| Records for the exercise |
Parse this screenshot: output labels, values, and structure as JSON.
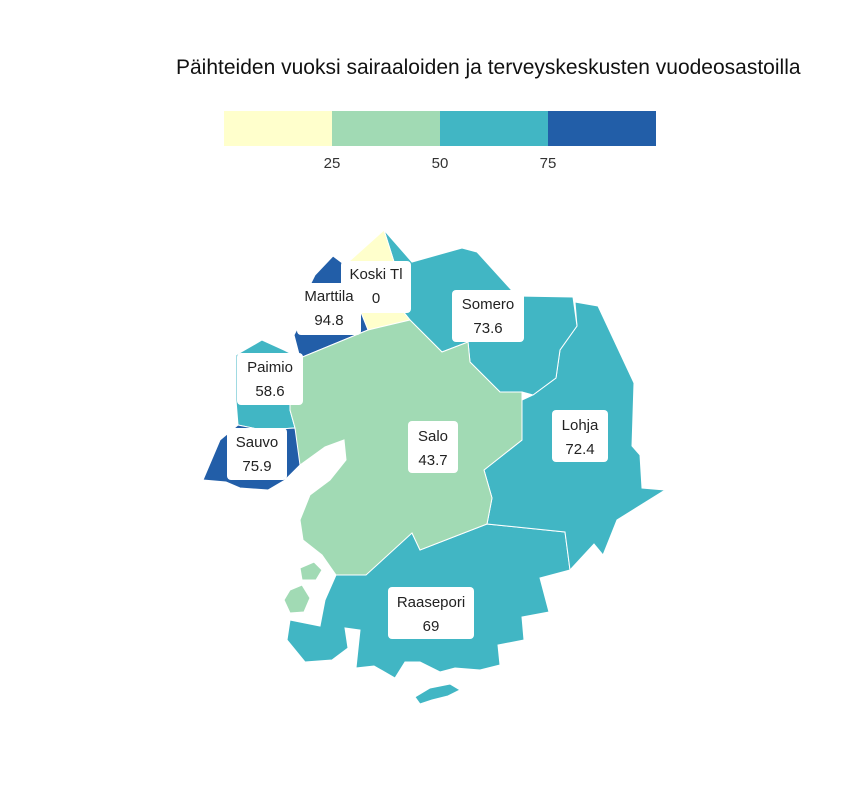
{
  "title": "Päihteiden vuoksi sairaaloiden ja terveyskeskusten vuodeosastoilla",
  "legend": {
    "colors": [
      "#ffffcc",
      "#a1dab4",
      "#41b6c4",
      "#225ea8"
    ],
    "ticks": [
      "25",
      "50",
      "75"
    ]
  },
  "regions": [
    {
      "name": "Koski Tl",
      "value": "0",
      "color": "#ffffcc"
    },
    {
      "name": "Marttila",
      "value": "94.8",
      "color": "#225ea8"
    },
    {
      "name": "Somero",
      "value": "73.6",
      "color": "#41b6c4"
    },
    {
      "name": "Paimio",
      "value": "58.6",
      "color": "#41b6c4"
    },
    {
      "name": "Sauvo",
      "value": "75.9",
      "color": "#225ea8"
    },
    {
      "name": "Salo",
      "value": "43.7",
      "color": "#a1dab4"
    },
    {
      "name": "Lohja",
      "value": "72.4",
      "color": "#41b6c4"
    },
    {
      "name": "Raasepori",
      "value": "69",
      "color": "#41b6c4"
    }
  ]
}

| What you need to do |
Report each line of the material above where the word "name" appears.

| Complete response |
      "name": "Koski Tl",
      "name": "Marttila",
      "name": "Somero",
      "name": "Paimio",
      "name": "Sauvo",
      "name": "Salo",
      "name": "Lohja",
      "name": "Raasepori",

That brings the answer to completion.